Exercise details:
Work out how many lines contain "content". Reply with the count alone.

===== Data shown =====

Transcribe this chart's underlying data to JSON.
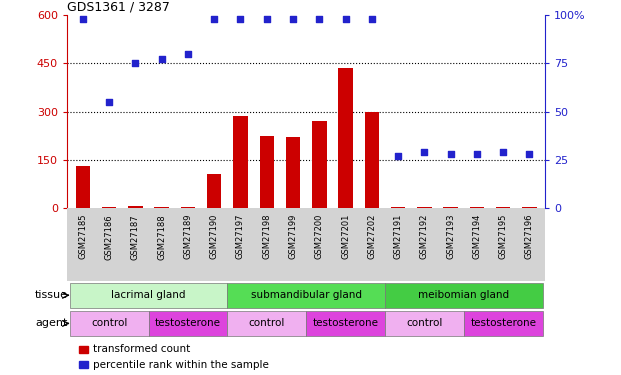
{
  "title": "GDS1361 / 3287",
  "samples": [
    "GSM27185",
    "GSM27186",
    "GSM27187",
    "GSM27188",
    "GSM27189",
    "GSM27190",
    "GSM27197",
    "GSM27198",
    "GSM27199",
    "GSM27200",
    "GSM27201",
    "GSM27202",
    "GSM27191",
    "GSM27192",
    "GSM27193",
    "GSM27194",
    "GSM27195",
    "GSM27196"
  ],
  "bar_values": [
    130,
    5,
    8,
    3,
    3,
    105,
    285,
    225,
    220,
    270,
    435,
    300,
    5,
    5,
    5,
    5,
    5,
    5
  ],
  "scatter_values": [
    98,
    55,
    75,
    77,
    80,
    98,
    98,
    98,
    98,
    98,
    98,
    98,
    27,
    29,
    28,
    28,
    29,
    28
  ],
  "bar_color": "#cc0000",
  "scatter_color": "#2222cc",
  "ylim_left": [
    0,
    600
  ],
  "ylim_right": [
    0,
    100
  ],
  "yticks_left": [
    0,
    150,
    300,
    450,
    600
  ],
  "yticks_right": [
    0,
    25,
    50,
    75,
    100
  ],
  "ytick_labels_right": [
    "0",
    "25",
    "50",
    "75",
    "100%"
  ],
  "tissue_groups": [
    {
      "label": "lacrimal gland",
      "start": 0,
      "end": 6,
      "color": "#c8f5c8"
    },
    {
      "label": "submandibular gland",
      "start": 6,
      "end": 12,
      "color": "#55dd55"
    },
    {
      "label": "meibomian gland",
      "start": 12,
      "end": 18,
      "color": "#44cc44"
    }
  ],
  "agent_groups": [
    {
      "label": "control",
      "start": 0,
      "end": 3,
      "color": "#f0b0f0"
    },
    {
      "label": "testosterone",
      "start": 3,
      "end": 6,
      "color": "#dd44dd"
    },
    {
      "label": "control",
      "start": 6,
      "end": 9,
      "color": "#f0b0f0"
    },
    {
      "label": "testosterone",
      "start": 9,
      "end": 12,
      "color": "#dd44dd"
    },
    {
      "label": "control",
      "start": 12,
      "end": 15,
      "color": "#f0b0f0"
    },
    {
      "label": "testosterone",
      "start": 15,
      "end": 18,
      "color": "#dd44dd"
    }
  ],
  "legend_items": [
    {
      "label": "transformed count",
      "color": "#cc0000"
    },
    {
      "label": "percentile rank within the sample",
      "color": "#2222cc"
    }
  ],
  "bg_color": "#ffffff",
  "sample_bg_color": "#d3d3d3",
  "axis_color_left": "#cc0000",
  "axis_color_right": "#2222cc",
  "tissue_row_label": "tissue",
  "agent_row_label": "agent"
}
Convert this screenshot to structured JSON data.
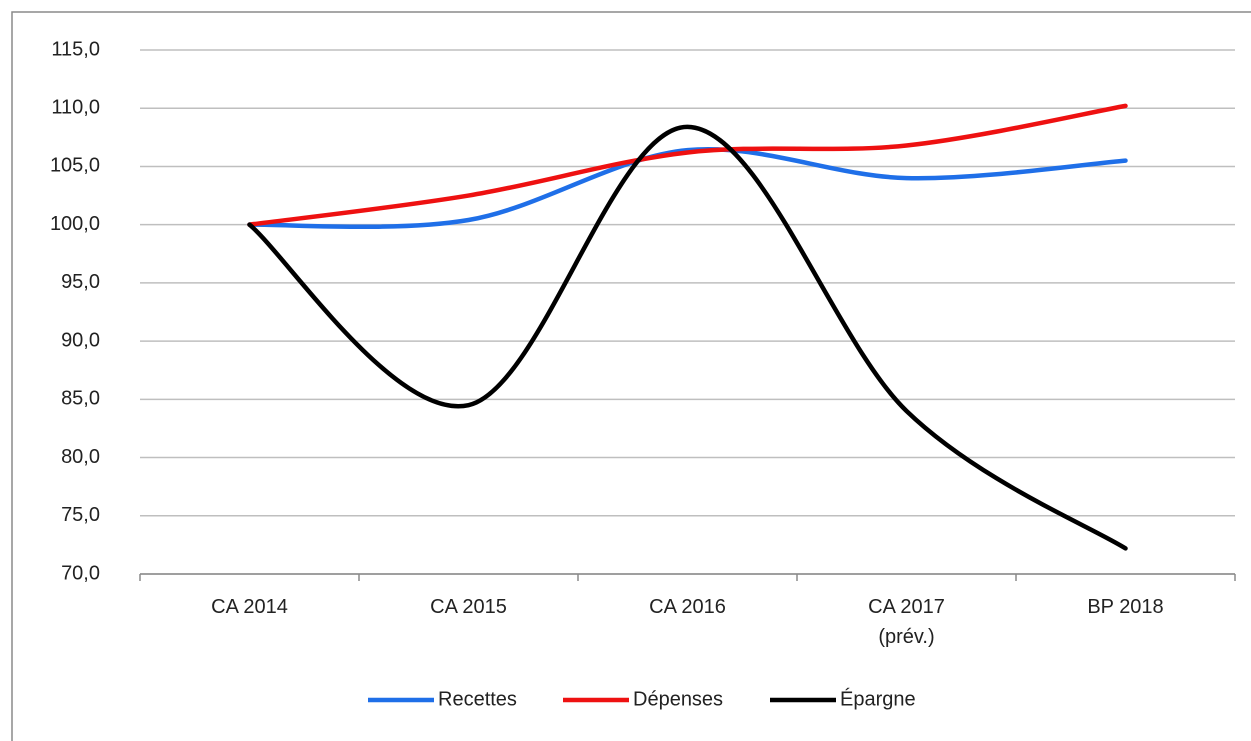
{
  "chart_data": {
    "type": "line",
    "categories": [
      "CA 2014",
      "CA 2015",
      "CA 2016",
      "CA 2017\n(prév.)",
      "BP 2018"
    ],
    "series": [
      {
        "name": "Recettes",
        "color": "#1f6fe8",
        "values": [
          100.0,
          100.4,
          106.4,
          104.0,
          105.5
        ]
      },
      {
        "name": "Dépenses",
        "color": "#ee1111",
        "values": [
          100.0,
          102.5,
          106.2,
          106.8,
          110.2
        ]
      },
      {
        "name": "Épargne",
        "color": "#000000",
        "values": [
          100.0,
          84.5,
          108.4,
          84.0,
          72.2
        ]
      }
    ],
    "ylim": [
      70,
      115
    ],
    "yticks": [
      {
        "value": 70,
        "label": "70,0"
      },
      {
        "value": 75,
        "label": "75,0"
      },
      {
        "value": 80,
        "label": "80,0"
      },
      {
        "value": 85,
        "label": "85,0"
      },
      {
        "value": 90,
        "label": "90,0"
      },
      {
        "value": 95,
        "label": "95,0"
      },
      {
        "value": 100,
        "label": "100,0"
      },
      {
        "value": 105,
        "label": "105,0"
      },
      {
        "value": 110,
        "label": "110,0"
      },
      {
        "value": 115,
        "label": "115,0"
      }
    ],
    "grid": true,
    "smooth": true,
    "legend": "bottom"
  }
}
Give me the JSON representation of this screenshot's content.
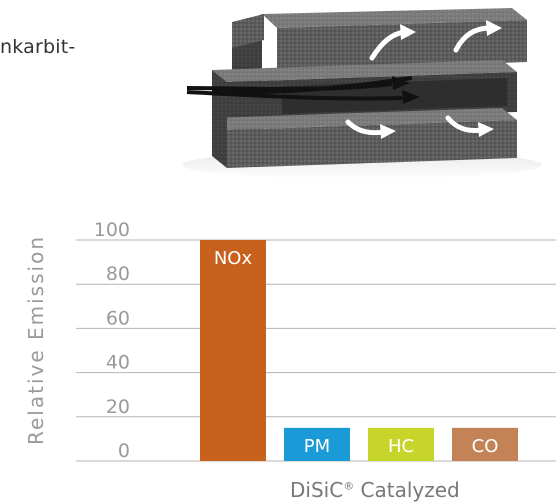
{
  "text_fragment": "nkarbit-",
  "chart_data": {
    "type": "bar",
    "categories": [
      "NOx",
      "PM",
      "HC",
      "CO"
    ],
    "values": [
      100,
      15,
      15,
      15
    ],
    "colors": [
      "#c8611e",
      "#1a9ad6",
      "#c7d52b",
      "#c38356"
    ],
    "ylabel": "Relative Emission",
    "xlabel": {
      "text": "DiSiC",
      "mark": "®",
      "suffix": " Catalyzed"
    },
    "yticks": [
      0,
      20,
      40,
      60,
      80,
      100
    ],
    "ylim": [
      0,
      100
    ],
    "grid": true
  },
  "illustration": {
    "name": "silicon-carbide-filter-illustration",
    "body_color": "#5b5b5b",
    "arrow_color": "#ffffff"
  }
}
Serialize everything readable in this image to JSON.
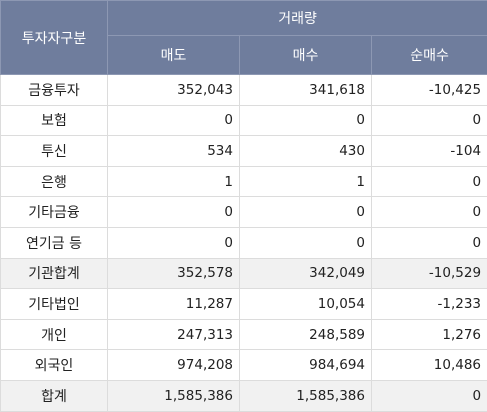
{
  "header": {
    "category_label": "투자자구분",
    "volume_label": "거래량",
    "sell_label": "매도",
    "buy_label": "매수",
    "net_label": "순매수"
  },
  "rows": [
    {
      "label": "금융투자",
      "sell": "352,043",
      "buy": "341,618",
      "net": "-10,425",
      "shaded": false
    },
    {
      "label": "보험",
      "sell": "0",
      "buy": "0",
      "net": "0",
      "shaded": false
    },
    {
      "label": "투신",
      "sell": "534",
      "buy": "430",
      "net": "-104",
      "shaded": false
    },
    {
      "label": "은행",
      "sell": "1",
      "buy": "1",
      "net": "0",
      "shaded": false
    },
    {
      "label": "기타금융",
      "sell": "0",
      "buy": "0",
      "net": "0",
      "shaded": false
    },
    {
      "label": "연기금 등",
      "sell": "0",
      "buy": "0",
      "net": "0",
      "shaded": false
    },
    {
      "label": "기관합계",
      "sell": "352,578",
      "buy": "342,049",
      "net": "-10,529",
      "shaded": true
    },
    {
      "label": "기타법인",
      "sell": "11,287",
      "buy": "10,054",
      "net": "-1,233",
      "shaded": false
    },
    {
      "label": "개인",
      "sell": "247,313",
      "buy": "248,589",
      "net": "1,276",
      "shaded": false
    },
    {
      "label": "외국인",
      "sell": "974,208",
      "buy": "984,694",
      "net": "10,486",
      "shaded": false
    },
    {
      "label": "합계",
      "sell": "1,585,386",
      "buy": "1,585,386",
      "net": "0",
      "shaded": true
    }
  ]
}
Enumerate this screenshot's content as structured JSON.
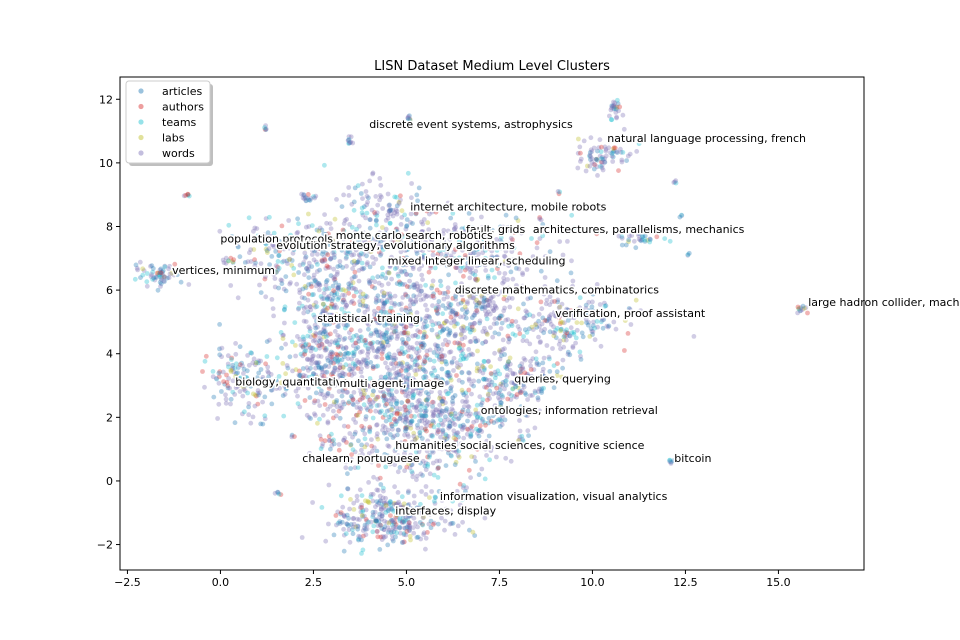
{
  "chart_data": {
    "type": "scatter",
    "title": "LISN Dataset Medium Level Clusters",
    "xlabel": "",
    "ylabel": "",
    "xlim": [
      -2.7,
      17.3
    ],
    "ylim": [
      -2.8,
      12.7
    ],
    "xticks": [
      -2.5,
      0.0,
      2.5,
      5.0,
      7.5,
      10.0,
      12.5,
      15.0
    ],
    "xtick_labels": [
      "−2.5",
      "0.0",
      "2.5",
      "5.0",
      "7.5",
      "10.0",
      "12.5",
      "15.0"
    ],
    "yticks": [
      -2,
      0,
      2,
      4,
      6,
      8,
      10,
      12
    ],
    "ytick_labels": [
      "−2",
      "0",
      "2",
      "4",
      "6",
      "8",
      "10",
      "12"
    ],
    "grid": false,
    "legend_position": "top-left",
    "series": [
      {
        "name": "articles",
        "color": "#1f77b4"
      },
      {
        "name": "authors",
        "color": "#d62728"
      },
      {
        "name": "teams",
        "color": "#17becf"
      },
      {
        "name": "labs",
        "color": "#bcbd22"
      },
      {
        "name": "words",
        "color": "#7b6fb5"
      }
    ],
    "clusters": [
      {
        "label": "discrete event systems, astrophysics",
        "x": 4.0,
        "y": 11.1
      },
      {
        "label": "natural language processing, french",
        "x": 10.4,
        "y": 10.65
      },
      {
        "label": "internet architecture, mobile robots",
        "x": 5.1,
        "y": 8.5
      },
      {
        "label": "fault, grids",
        "x": 6.6,
        "y": 7.8
      },
      {
        "label": "architectures, parallelisms, mechanics",
        "x": 8.4,
        "y": 7.8
      },
      {
        "label": "population protocols",
        "x": 0.0,
        "y": 7.5
      },
      {
        "label": "monte carlo search, robotics",
        "x": 3.1,
        "y": 7.6
      },
      {
        "label": "evolution strategy, evolutionary algorithms",
        "x": 1.5,
        "y": 7.3
      },
      {
        "label": "mixed integer linear, scheduling",
        "x": 4.5,
        "y": 6.8
      },
      {
        "label": "vertices, minimum",
        "x": -1.3,
        "y": 6.5
      },
      {
        "label": "discrete mathematics, combinatorics",
        "x": 6.3,
        "y": 5.9
      },
      {
        "label": "large hadron collider, machine",
        "x": 15.8,
        "y": 5.5
      },
      {
        "label": "verification, proof assistant",
        "x": 9.0,
        "y": 5.15
      },
      {
        "label": "statistical, training",
        "x": 2.6,
        "y": 5.0
      },
      {
        "label": "biology, quantitative",
        "x": 0.4,
        "y": 3.0
      },
      {
        "label": "multi agent, image",
        "x": 3.2,
        "y": 2.95
      },
      {
        "label": "queries, querying",
        "x": 7.9,
        "y": 3.1
      },
      {
        "label": "ontologies, information retrieval",
        "x": 7.0,
        "y": 2.1
      },
      {
        "label": "humanities social sciences, cognitive science",
        "x": 4.7,
        "y": 1.0
      },
      {
        "label": "bitcoin",
        "x": 12.2,
        "y": 0.6
      },
      {
        "label": "chalearn, portuguese",
        "x": 2.2,
        "y": 0.6
      },
      {
        "label": "information visualization, visual analytics",
        "x": 5.9,
        "y": -0.6
      },
      {
        "label": "interfaces, display",
        "x": 4.7,
        "y": -1.05
      }
    ],
    "point_groups": [
      {
        "cx": 4.8,
        "cy": 4.3,
        "sx": 1.3,
        "sy": 1.6,
        "n": 900
      },
      {
        "cx": 5.0,
        "cy": 2.3,
        "sx": 0.8,
        "sy": 0.8,
        "n": 300
      },
      {
        "cx": 4.6,
        "cy": -1.2,
        "sx": 0.8,
        "sy": 0.5,
        "n": 320
      },
      {
        "cx": 5.6,
        "cy": 0.9,
        "sx": 0.9,
        "sy": 0.5,
        "n": 120
      },
      {
        "cx": 3.0,
        "cy": 5.5,
        "sx": 0.7,
        "sy": 0.7,
        "n": 180
      },
      {
        "cx": 2.0,
        "cy": 7.1,
        "sx": 0.9,
        "sy": 0.5,
        "n": 180
      },
      {
        "cx": 4.8,
        "cy": 7.4,
        "sx": 1.3,
        "sy": 0.6,
        "n": 240
      },
      {
        "cx": 4.3,
        "cy": 8.6,
        "sx": 0.6,
        "sy": 0.4,
        "n": 80
      },
      {
        "cx": 7.4,
        "cy": 7.4,
        "sx": 0.9,
        "sy": 0.5,
        "n": 140
      },
      {
        "cx": 9.3,
        "cy": 5.0,
        "sx": 0.8,
        "sy": 0.5,
        "n": 200
      },
      {
        "cx": 6.8,
        "cy": 5.2,
        "sx": 0.7,
        "sy": 0.6,
        "n": 160
      },
      {
        "cx": 7.9,
        "cy": 3.2,
        "sx": 0.6,
        "sy": 0.5,
        "n": 160
      },
      {
        "cx": 6.7,
        "cy": 2.0,
        "sx": 0.6,
        "sy": 0.4,
        "n": 120
      },
      {
        "cx": 0.6,
        "cy": 3.1,
        "sx": 0.5,
        "sy": 0.6,
        "n": 140
      },
      {
        "cx": 2.8,
        "cy": 3.0,
        "sx": 0.6,
        "sy": 0.5,
        "n": 120
      },
      {
        "cx": 2.7,
        "cy": 4.0,
        "sx": 0.6,
        "sy": 0.5,
        "n": 120
      },
      {
        "cx": -1.7,
        "cy": 6.5,
        "sx": 0.3,
        "sy": 0.15,
        "n": 60
      },
      {
        "cx": 10.3,
        "cy": 10.3,
        "sx": 0.4,
        "sy": 0.3,
        "n": 80
      },
      {
        "cx": 10.6,
        "cy": 11.7,
        "sx": 0.1,
        "sy": 0.2,
        "n": 25
      },
      {
        "cx": 11.2,
        "cy": 7.6,
        "sx": 0.3,
        "sy": 0.1,
        "n": 30
      },
      {
        "cx": 15.6,
        "cy": 5.4,
        "sx": 0.1,
        "sy": 0.05,
        "n": 12
      },
      {
        "cx": 12.1,
        "cy": 0.6,
        "sx": 0.05,
        "sy": 0.05,
        "n": 6
      },
      {
        "cx": 3.5,
        "cy": 10.7,
        "sx": 0.05,
        "sy": 0.1,
        "n": 10
      },
      {
        "cx": 5.1,
        "cy": 11.4,
        "sx": 0.05,
        "sy": 0.05,
        "n": 8
      },
      {
        "cx": 1.2,
        "cy": 11.1,
        "sx": 0.03,
        "sy": 0.03,
        "n": 5
      },
      {
        "cx": -0.9,
        "cy": 9.0,
        "sx": 0.05,
        "sy": 0.03,
        "n": 6
      },
      {
        "cx": 12.2,
        "cy": 9.4,
        "sx": 0.03,
        "sy": 0.03,
        "n": 4
      },
      {
        "cx": 12.4,
        "cy": 8.3,
        "sx": 0.03,
        "sy": 0.03,
        "n": 3
      },
      {
        "cx": 12.6,
        "cy": 7.1,
        "sx": 0.03,
        "sy": 0.03,
        "n": 3
      },
      {
        "cx": 9.1,
        "cy": 9.1,
        "sx": 0.03,
        "sy": 0.03,
        "n": 3
      },
      {
        "cx": 2.3,
        "cy": 8.9,
        "sx": 0.1,
        "sy": 0.1,
        "n": 15
      },
      {
        "cx": 1.9,
        "cy": 1.4,
        "sx": 0.03,
        "sy": 0.03,
        "n": 3
      },
      {
        "cx": 1.5,
        "cy": -0.4,
        "sx": 0.05,
        "sy": 0.05,
        "n": 5
      },
      {
        "cx": 8.1,
        "cy": 1.4,
        "sx": 0.1,
        "sy": 0.1,
        "n": 8
      },
      {
        "cx": 0.2,
        "cy": 6.9,
        "sx": 0.1,
        "sy": 0.05,
        "n": 8
      },
      {
        "cx": 3.2,
        "cy": 1.1,
        "sx": 0.3,
        "sy": 0.2,
        "n": 30
      }
    ]
  }
}
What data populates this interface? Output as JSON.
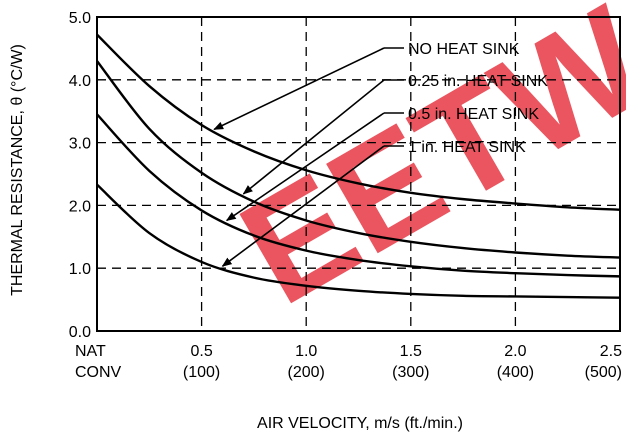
{
  "chart_data": {
    "type": "line",
    "title": "",
    "xlabel": "AIR VELOCITY, m/s (ft./min.)",
    "ylabel": "THERMAL RESISTANCE, θ (°C/W)",
    "xlim": [
      0,
      2.5
    ],
    "ylim": [
      0,
      5
    ],
    "grid": true,
    "y_ticks": [
      "0.0",
      "1.0",
      "2.0",
      "3.0",
      "4.0",
      "5.0"
    ],
    "x_ticks": [
      {
        "value": 0,
        "line1": "NAT",
        "line2": "CONV"
      },
      {
        "value": 0.5,
        "line1": "0.5",
        "line2": "(100)"
      },
      {
        "value": 1.0,
        "line1": "1.0",
        "line2": "(200)"
      },
      {
        "value": 1.5,
        "line1": "1.5",
        "line2": "(300)"
      },
      {
        "value": 2.0,
        "line1": "2.0",
        "line2": "(400)"
      },
      {
        "value": 2.5,
        "line1": "2.5",
        "line2": "(500)"
      }
    ],
    "series": [
      {
        "name": "NO HEAT SINK",
        "x": [
          0,
          0.25,
          0.5,
          0.75,
          1.0,
          1.25,
          1.5,
          1.75,
          2.0,
          2.25,
          2.5
        ],
        "y": [
          4.72,
          3.9,
          3.28,
          2.86,
          2.56,
          2.35,
          2.2,
          2.1,
          2.03,
          1.97,
          1.93
        ]
      },
      {
        "name": "0.25 in. HEAT SINK",
        "x": [
          0,
          0.25,
          0.5,
          0.75,
          1.0,
          1.25,
          1.5,
          1.75,
          2.0,
          2.25,
          2.5
        ],
        "y": [
          4.3,
          3.22,
          2.52,
          2.06,
          1.76,
          1.56,
          1.42,
          1.32,
          1.25,
          1.2,
          1.17
        ]
      },
      {
        "name": "0.5 in. HEAT SINK",
        "x": [
          0,
          0.25,
          0.5,
          0.75,
          1.0,
          1.25,
          1.5,
          1.75,
          2.0,
          2.25,
          2.5
        ],
        "y": [
          3.45,
          2.55,
          1.92,
          1.52,
          1.28,
          1.13,
          1.03,
          0.96,
          0.92,
          0.89,
          0.87
        ]
      },
      {
        "name": "1 in. HEAT SINK",
        "x": [
          0,
          0.25,
          0.5,
          0.75,
          1.0,
          1.25,
          1.5,
          1.75,
          2.0,
          2.25,
          2.5
        ],
        "y": [
          2.33,
          1.56,
          1.1,
          0.85,
          0.72,
          0.64,
          0.59,
          0.56,
          0.55,
          0.54,
          0.53
        ]
      }
    ],
    "annotations": [
      {
        "text": "NO HEAT SINK",
        "series": 0,
        "points_to_x": 0.56
      },
      {
        "text": "0.25 in. HEAT SINK",
        "series": 1,
        "points_to_x": 0.7
      },
      {
        "text": "0.5 in. HEAT SINK",
        "series": 2,
        "points_to_x": 0.62
      },
      {
        "text": "1 in. HEAT SINK",
        "series": 3,
        "points_to_x": 0.6
      }
    ],
    "watermark": "EETW",
    "colors": {
      "line": "#000000",
      "grid": "#000000",
      "watermark": "#e8434e"
    }
  }
}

=====

Response:
2